[Data entries]
========================

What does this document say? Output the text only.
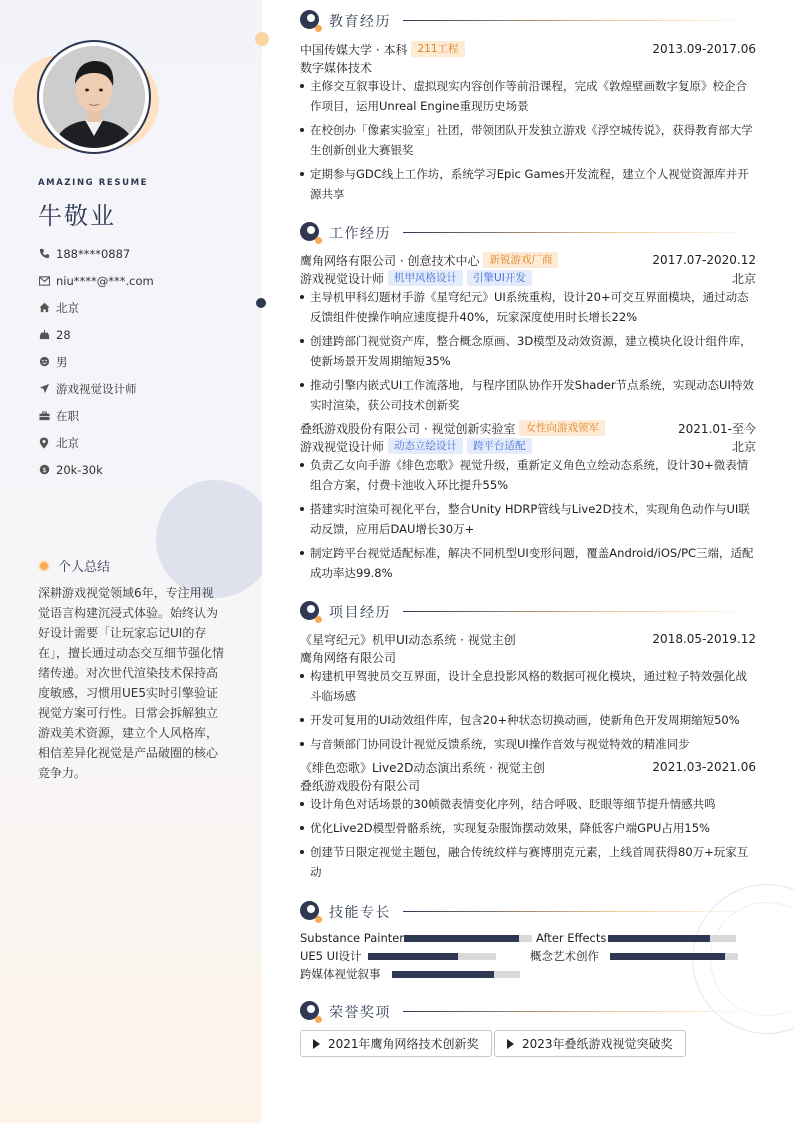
AMAZING RESUME
牛敬业
188****0887
niu****@***.com
北京
28
男
游戏视觉设计师
在职
北京
$ 20k-30k
个人总结
深耕游戏视觉领域6年，专注用视觉语言构建沉浸式体验。始终认为好设计需要「让玩家忘记UI的存在」，擅长通过动态交互细节强化情绪传递。对次世代渲染技术保持高度敏感，习惯用UE5实时引擎验证视觉方案可行性。日常会拆解独立游戏美术资源，建立个人风格库，相信差异化视觉是产品破圈的核心竞争力。
教育经历
中国传媒大学 · 本科 211工程	2013.09-2017.06
数字媒体技术
主修交互叙事设计、虚拟现实内容创作等前沿课程，完成《敦煌壁画数字复原》校企合作项目，运用Unreal Engine重现历史场景
在校创办「像素实验室」社团，带领团队开发独立游戏《浮空城传说》，获得教育部大学生创新创业大赛银奖
定期参与GDC线上工作坊，系统学习Epic Games开发流程，建立个人视觉资源库并开源共享
工作经历
鹰角网络有限公司 · 创意技术中心 新锐游戏厂商	2017.07-2020.12
游戏视觉设计师 机甲风格设计	引擎UI开发	北京
主导机甲科幻题材手游《星穹纪元》UI系统重构，设计20+可交互界面模块，通过动态反馈组件使操作响应速度提升40%，玩家深度使用时长增长22%
创建跨部门视觉资产库，整合概念原画、3D模型及动效资源，建立模块化设计组件库，使新场景开发周期缩短35%
推动引擎内嵌式UI工作流落地，与程序团队协作开发Shader节点系统，实现动态UI特效实时渲染，获公司技术创新奖
叠纸游戏股份有限公司 · 视觉创新实验室 女性向游戏领军	2021.01-至今
游戏视觉设计师 动态立绘设计	跨平台适配	北京
负责乙女向手游《绯色恋歌》视觉升级，重新定义角色立绘动态系统，设计30+微表情组合方案，付费卡池收入环比提升55%
搭建实时渲染可视化平台，整合Unity HDRP管线与Live2D技术，实现角色动作与UI联动反馈，应用后DAU增长30万+
制定跨平台视觉适配标准，解决不同机型UI变形问题，覆盖Android/iOS/PC三端，适配成功率达99.8%
项目经历
《星穹纪元》机甲UI动态系统 · 视觉主创	2018.05-2019.12
鹰角网络有限公司
构建机甲驾驶员交互界面，设计全息投影风格的数据可视化模块，通过粒子特效强化战斗临场感
开发可复用的UI动效组件库，包含20+种状态切换动画，使新角色开发周期缩短50%
与音频部门协同设计视觉反馈系统，实现UI操作音效与视觉特效的精准同步
《绯色恋歌》Live2D动态演出系统 · 视觉主创	2021.03-2021.06
叠纸游戏股份有限公司
设计角色对话场景的30帧微表情变化序列，结合呼吸、眨眼等细节提升情感共鸣
优化Live2D模型骨骼系统，实现复杂服饰摆动效果，降低客户端GPU占用15%
创建节日限定视觉主题包，融合传统纹样与赛博朋克元素，上线首周获得80万+玩家互动
技能专长
Substance Painter	After Effects
UE5 UI设计	概念艺术创作
跨媒体视觉叙事
荣誉奖项
2021年鹰角网络技术创新奖	2023年叠纸游戏视觉突破奖
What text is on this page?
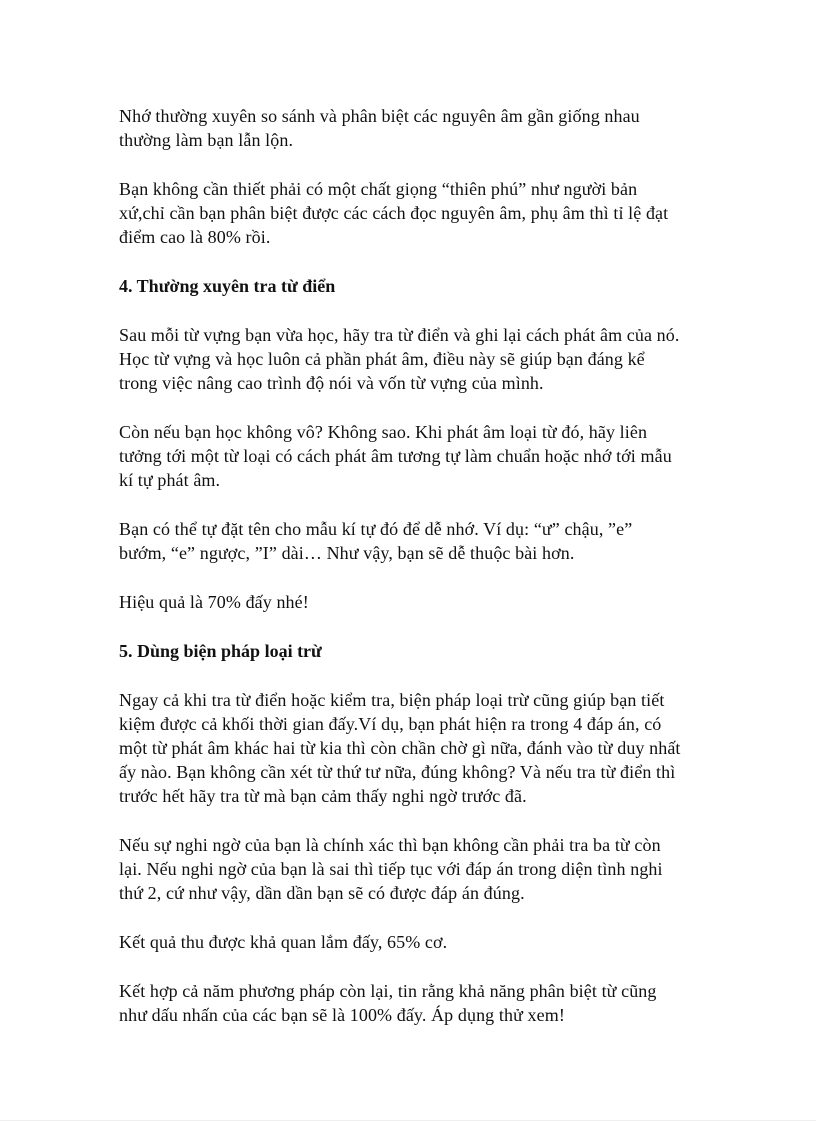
Nhớ thường xuyên so sánh và phân biệt các nguyên âm gần giống nhau
thường làm bạn lẫn lộn.

Bạn không cần thiết phải có một chất giọng “thiên phú” như người bản
xứ,chỉ cần bạn phân biệt được các cách đọc nguyên âm, phụ âm thì tỉ lệ đạt
điểm cao là 80% rồi.

4. Thường xuyên tra từ điển

Sau mỗi từ vựng bạn vừa học, hãy tra từ điển và ghi lại cách phát âm của nó.
Học từ vựng và học luôn cả phần phát âm, điều này sẽ giúp bạn đáng kể
trong việc nâng cao trình độ nói và vốn từ vựng của mình.

Còn nếu bạn học không vô? Không sao. Khi phát âm loại từ đó, hãy liên
tưởng tới một từ loại có cách phát âm tương tự làm chuẩn hoặc nhớ tới mẫu
kí tự phát âm.

Bạn có thể tự đặt tên cho mẫu kí tự đó để dễ nhớ. Ví dụ: “ư” chậu, ”e”
bướm, “e” ngược, ”I” dài… Như vậy, bạn sẽ dễ thuộc bài hơn.

Hiệu quả là 70% đấy nhé!

5. Dùng biện pháp loại trừ

Ngay cả khi tra từ điển hoặc kiểm tra, biện pháp loại trừ cũng giúp bạn tiết
kiệm được cả khối thời gian đấy.Ví dụ, bạn phát hiện ra trong 4 đáp án, có
một từ phát âm khác hai từ kia thì còn chần chờ gì nữa, đánh vào từ duy nhất
ấy nào. Bạn không cần xét từ thứ tư nữa, đúng không? Và nếu tra từ điển thì
trước hết hãy tra từ mà bạn cảm thấy nghi ngờ trước đã.

Nếu sự nghi ngờ của bạn là chính xác thì bạn không cần phải tra ba từ còn
lại. Nếu nghi ngờ của bạn là sai thì tiếp tục với đáp án trong diện tình nghi
thứ 2, cứ như vậy, dần dần bạn sẽ có được đáp án đúng.

Kết quả thu được khả quan lắm đấy, 65% cơ.

Kết hợp cả năm phương pháp còn lại, tin rằng khả năng phân biệt từ cũng
như dấu nhấn của các bạn sẽ là 100% đấy. Áp dụng thử xem!
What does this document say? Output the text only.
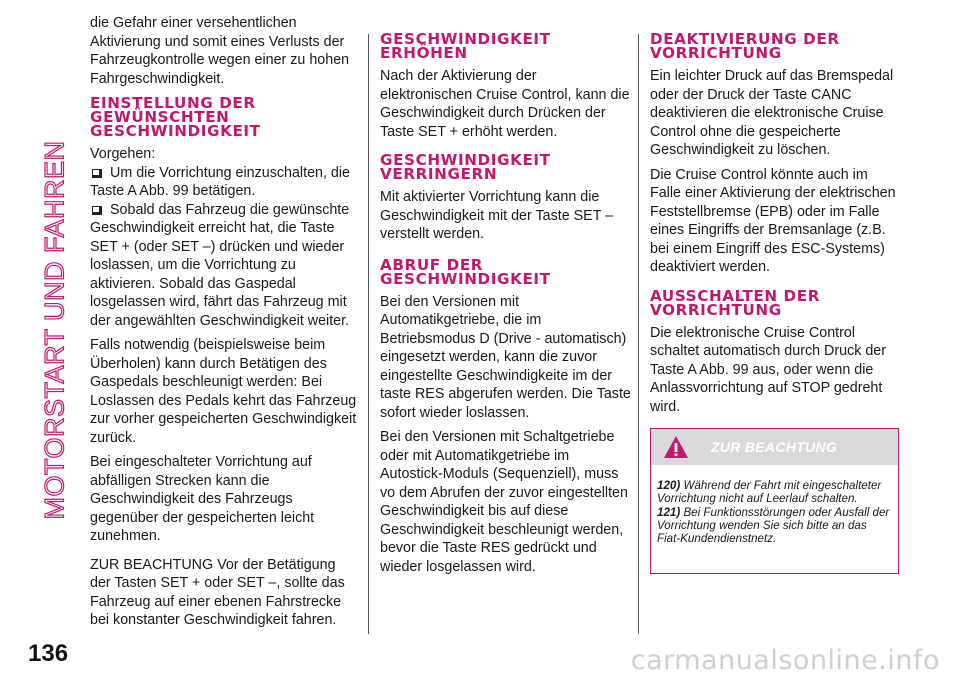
MOTORSTART UND FAHREN

die Gefahr einer versehentlichen Aktivierung und somit eines Verlusts der Fahrzeugkontrolle wegen einer zu hohen Fahrgeschwindigkeit.

EINSTELLUNG DER
GEWÜNSCHTEN
GESCHWINDIGKEIT

Vorgehen:

Um die Vorrichtung einzuschalten, die Taste A Abb. 99 betätigen.

Sobald das Fahrzeug die gewünschte Geschwindigkeit erreicht hat, die Taste SET + (oder SET –) drücken und wieder loslassen, um die Vorrichtung zu aktivieren. Sobald das Gaspedal losgelassen wird, fährt das Fahrzeug mit der angewählten Geschwindigkeit weiter.

Falls notwendig (beispielsweise beim Überholen) kann durch Betätigen des Gaspedals beschleunigt werden: Bei Loslassen des Pedals kehrt das Fahrzeug zur vorher gespeicherten Geschwindigkeit zurück.

Bei eingeschalteter Vorrichtung auf abfälligen Strecken kann die Geschwindigkeit des Fahrzeugs gegenüber der gespeicherten leicht zunehmen.

ZUR BEACHTUNG Vor der Betätigung der Tasten SET + oder SET –, sollte das Fahrzeug auf einer ebenen Fahrstrecke bei konstanter Geschwindigkeit fahren.

GESCHWINDIGKEIT
ERHÖHEN

Nach der Aktivierung der elektronischen Cruise Control, kann die Geschwindigkeit durch Drücken der Taste SET + erhöht werden.

GESCHWINDIGKEIT
VERRINGERN

Mit aktivierter Vorrichtung kann die Geschwindigkeit mit der Taste SET – verstellt werden.

ABRUF DER
GESCHWINDIGKEIT

Bei den Versionen mit Automatikgetriebe, die im Betriebsmodus D (Drive - automatisch) eingesetzt werden, kann die zuvor eingestellte Geschwindigkeite im der taste RES abgerufen werden. Die Taste sofort wieder loslassen.

Bei den Versionen mit Schaltgetriebe oder mit Automatikgetriebe im Autostick-Moduls (Sequenziell), muss vo dem Abrufen der zuvor eingestellten Geschwindigkeit bis auf diese Geschwindigkeit beschleunigt werden, bevor die Taste RES gedrückt und wieder losgelassen wird.

DEAKTIVIERUNG DER
VORRICHTUNG

Ein leichter Druck auf das Bremspedal oder der Druck der Taste CANC deaktivieren die elektronische Cruise Control ohne die gespeicherte Geschwindigkeit zu löschen.

Die Cruise Control könnte auch im Falle einer Aktivierung der elektrischen Feststellbremse (EPB) oder im Falle eines Eingriffs der Bremsanlage (z.B. bei einem Eingriff des ESC-Systems) deaktiviert werden.

AUSSCHALTEN DER
VORRICHTUNG

Die elektronische Cruise Control schaltet automatisch durch Druck der Taste A Abb. 99 aus, oder wenn die Anlassvorrichtung auf STOP gedreht wird.

ZUR BEACHTUNG
120) Während der Fahrt mit eingeschalteter Vorrichtung nicht auf Leerlauf schalten.
121) Bei Funktionsstörungen oder Ausfall der Vorrichtung wenden Sie sich bitte an das Fiat-Kundendienstnetz.
136	carmanualsonline.info
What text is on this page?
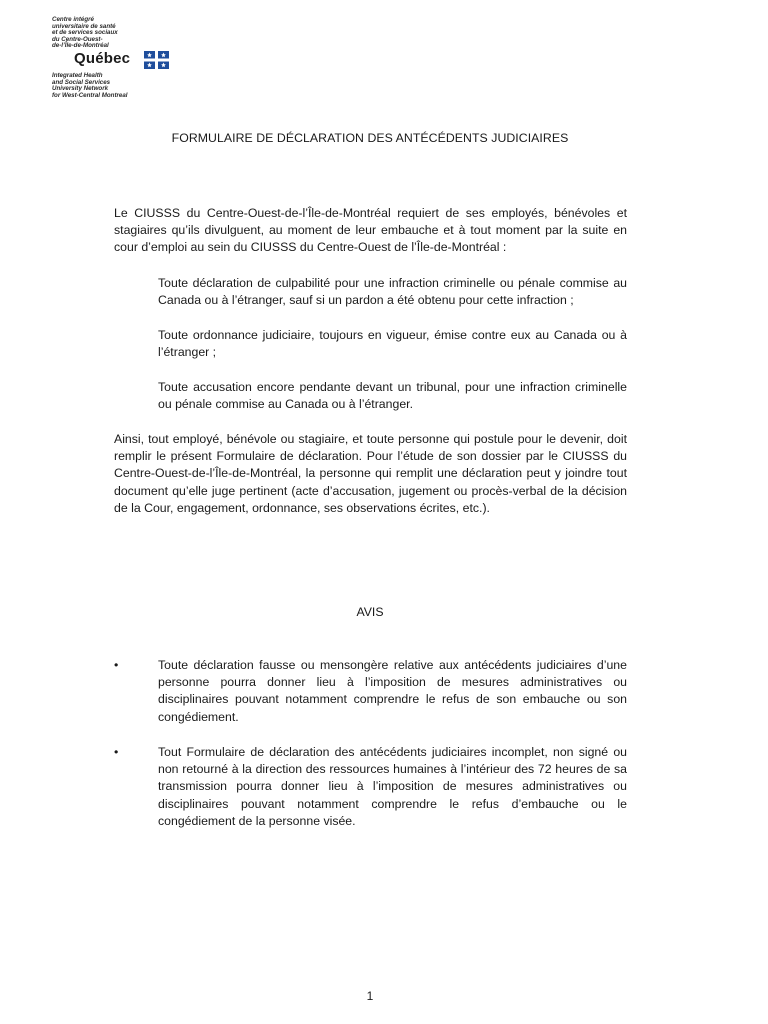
Centre intégré
universitaire de santé
et de services sociaux
du Centre-Ouest-
de-l’Île-de-Montréal
Québec
Integrated Health
and Social Services
University Network
for West-Central Montreal
FORMULAIRE DE DÉCLARATION DES ANTÉCÉDENTS JUDICIAIRES
Le CIUSSS du Centre-Ouest-de-l’Île-de-Montréal requiert de ses employés, bénévoles et stagiaires qu’ils divulguent, au moment de leur embauche et à tout moment par la suite en cour d’emploi au sein du CIUSSS du Centre-Ouest de l’Île-de-Montréal :
Toute déclaration de culpabilité pour une infraction criminelle ou pénale commise au Canada ou à l’étranger, sauf si un pardon a été obtenu pour cette infraction ;
Toute ordonnance judiciaire, toujours en vigueur, émise contre eux au Canada ou à l’étranger ;
Toute accusation encore pendante devant un tribunal, pour une infraction criminelle ou pénale commise au Canada ou à l’étranger.
Ainsi, tout employé, bénévole ou stagiaire, et toute personne qui postule pour le devenir, doit remplir le présent Formulaire de déclaration. Pour l’étude de son dossier par le CIUSSS du Centre-Ouest-de-l’Île-de-Montréal, la personne qui remplit une déclaration peut y joindre tout document qu’elle juge pertinent (acte d’accusation, jugement ou procès-verbal de la décision de la Cour, engagement, ordonnance, ses observations écrites, etc.).
AVIS
•	Toute déclaration fausse ou mensongère relative aux antécédents judiciaires d’une personne pourra donner lieu à l’imposition de mesures administratives ou disciplinaires pouvant notamment comprendre le refus de son embauche ou son congédiement.
•	Tout Formulaire de déclaration des antécédents judiciaires incomplet, non signé ou non retourné à la direction des ressources humaines à l’intérieur des 72 heures de sa transmission pourra donner lieu à l’imposition de mesures administratives ou disciplinaires pouvant notamment comprendre le refus d’embauche ou le congédiement de la personne visée.
1
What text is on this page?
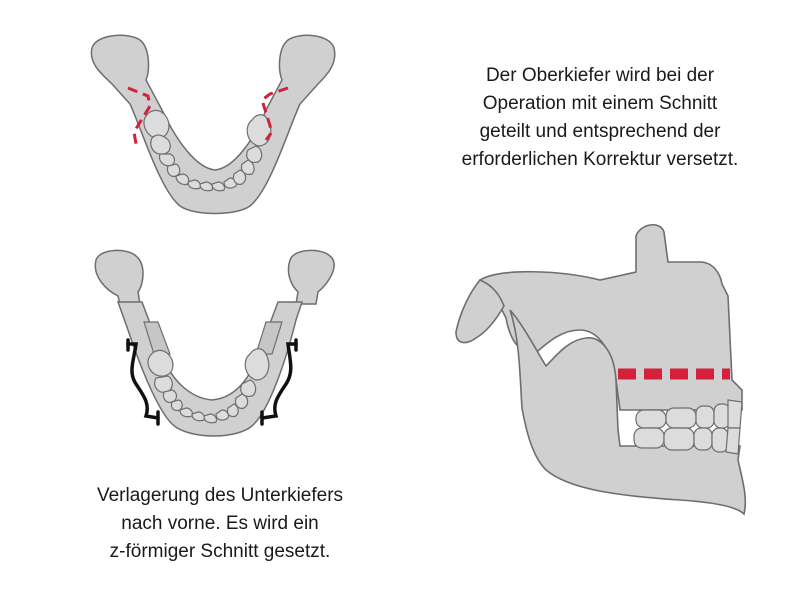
Der Oberkiefer wird bei der
Operation mit einem Schnitt
geteilt und entsprechend der
erforderlichen Korrektur versetzt.
Verlagerung des Unterkiefers
nach vorne. Es wird ein
z-förmiger Schnitt gesetzt.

========================

All lines that include "pourra" are to be gathered and copied.

Correct response:
•	Toute déclaration fausse ou mensongère relative aux antécédents judiciaires d’une personne pourra donner lieu à l’imposition de mesures administratives ou disciplinaires pouvant notamment comprendre le refus de son embauche ou son congédiement.
•	Tout Formulaire de déclaration des antécédents judiciaires incomplet, non signé ou non retourné à la direction des ressources humaines à l’intérieur des 72 heures de sa transmission pourra donner lieu à l’imposition de mesures administratives ou disciplinaires pouvant notamment comprendre le refus d’embauche ou le congédiement de la personne visée.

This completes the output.